>> Begin

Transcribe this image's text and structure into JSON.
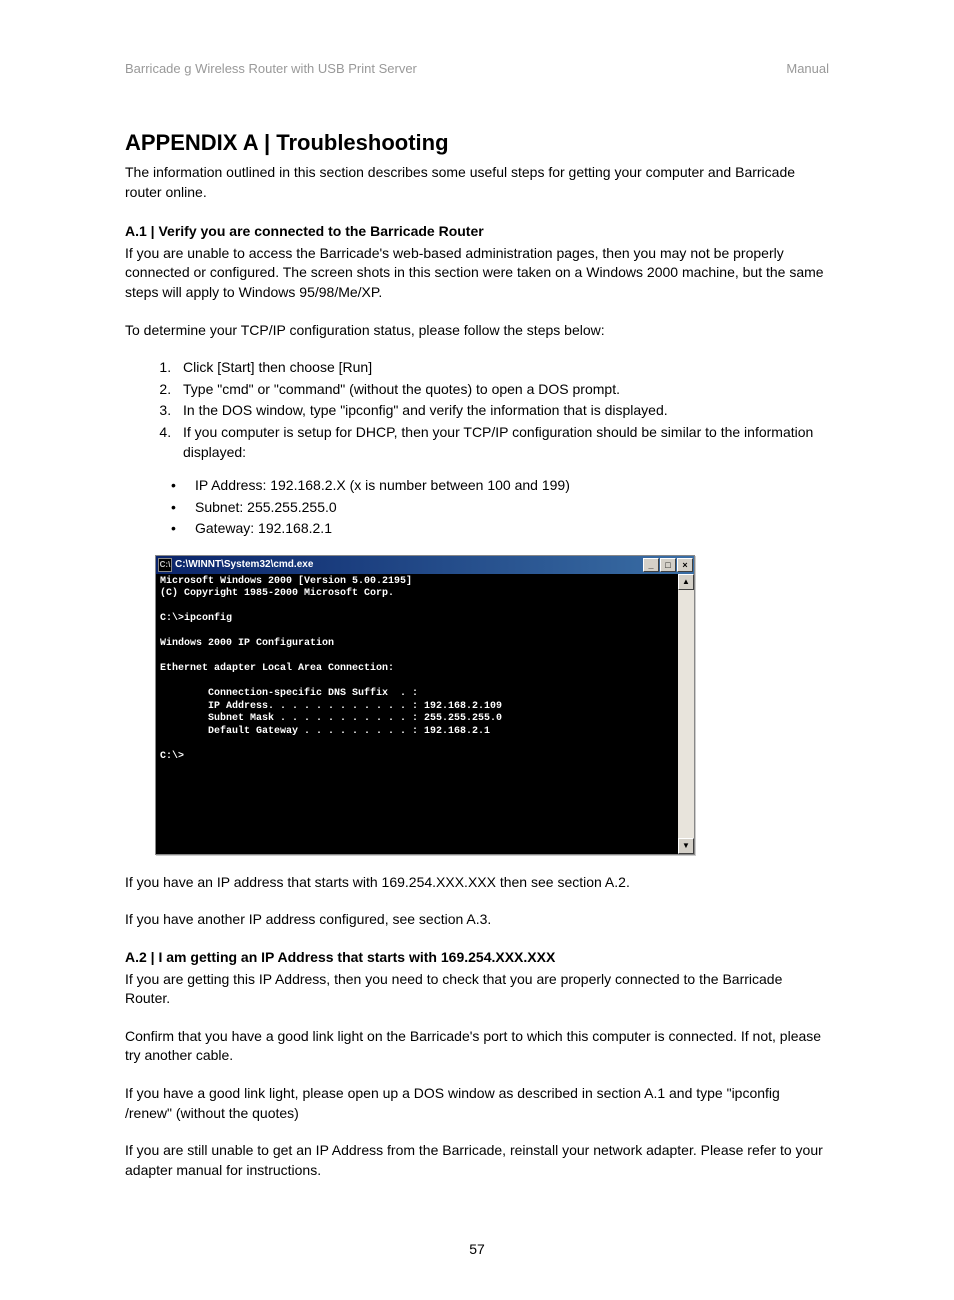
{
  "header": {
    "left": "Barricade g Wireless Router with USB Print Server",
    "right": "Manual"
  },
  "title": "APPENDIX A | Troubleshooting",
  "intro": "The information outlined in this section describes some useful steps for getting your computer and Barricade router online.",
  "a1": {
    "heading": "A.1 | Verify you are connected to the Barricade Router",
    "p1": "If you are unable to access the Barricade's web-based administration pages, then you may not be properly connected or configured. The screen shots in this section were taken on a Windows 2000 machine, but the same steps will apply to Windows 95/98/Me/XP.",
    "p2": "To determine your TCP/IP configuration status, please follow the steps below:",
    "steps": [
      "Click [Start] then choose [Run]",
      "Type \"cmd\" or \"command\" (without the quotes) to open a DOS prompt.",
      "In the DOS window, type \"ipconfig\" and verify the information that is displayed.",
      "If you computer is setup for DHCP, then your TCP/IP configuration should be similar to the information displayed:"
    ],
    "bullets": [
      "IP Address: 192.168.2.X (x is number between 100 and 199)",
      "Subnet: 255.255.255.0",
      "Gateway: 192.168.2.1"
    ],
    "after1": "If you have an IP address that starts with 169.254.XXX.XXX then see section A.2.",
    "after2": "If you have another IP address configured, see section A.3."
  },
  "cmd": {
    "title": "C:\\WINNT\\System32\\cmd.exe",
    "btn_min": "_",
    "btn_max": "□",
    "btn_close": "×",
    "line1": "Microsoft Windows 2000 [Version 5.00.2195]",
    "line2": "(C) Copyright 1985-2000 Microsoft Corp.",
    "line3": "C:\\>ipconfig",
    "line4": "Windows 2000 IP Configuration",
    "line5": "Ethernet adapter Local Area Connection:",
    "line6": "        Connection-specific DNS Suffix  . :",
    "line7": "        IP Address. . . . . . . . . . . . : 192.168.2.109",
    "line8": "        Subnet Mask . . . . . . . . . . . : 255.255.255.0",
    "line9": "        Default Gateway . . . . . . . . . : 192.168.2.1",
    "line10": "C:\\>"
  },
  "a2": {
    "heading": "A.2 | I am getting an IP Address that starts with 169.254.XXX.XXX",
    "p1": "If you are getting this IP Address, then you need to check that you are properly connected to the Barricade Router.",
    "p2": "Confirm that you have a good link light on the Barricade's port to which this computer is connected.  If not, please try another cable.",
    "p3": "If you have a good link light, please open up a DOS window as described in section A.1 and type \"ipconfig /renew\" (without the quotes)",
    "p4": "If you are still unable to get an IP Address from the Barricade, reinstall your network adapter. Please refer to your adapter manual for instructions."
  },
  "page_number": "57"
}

>> End
>> Begin

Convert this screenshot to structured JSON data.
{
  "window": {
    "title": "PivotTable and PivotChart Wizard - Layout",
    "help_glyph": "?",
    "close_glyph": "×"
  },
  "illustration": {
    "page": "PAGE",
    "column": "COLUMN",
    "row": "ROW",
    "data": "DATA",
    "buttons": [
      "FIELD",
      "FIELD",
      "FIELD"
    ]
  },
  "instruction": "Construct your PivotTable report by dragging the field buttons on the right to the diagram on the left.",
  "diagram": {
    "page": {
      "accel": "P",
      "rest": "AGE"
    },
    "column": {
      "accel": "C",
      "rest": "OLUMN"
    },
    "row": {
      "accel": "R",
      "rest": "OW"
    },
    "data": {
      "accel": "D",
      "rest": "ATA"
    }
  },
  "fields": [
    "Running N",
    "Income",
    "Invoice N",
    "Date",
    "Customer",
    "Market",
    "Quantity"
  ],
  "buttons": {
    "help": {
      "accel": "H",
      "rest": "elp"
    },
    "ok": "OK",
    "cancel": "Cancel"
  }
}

>> End

> **Exercise objective**: Track down all lines above with the string "Microsoft" and copy them.

> **The answer**:
    "line1": "Microsoft Windows 2000 [Version 5.00.2195]",
    "line2": "(C) Copyright 1985-2000 Microsoft Corp.",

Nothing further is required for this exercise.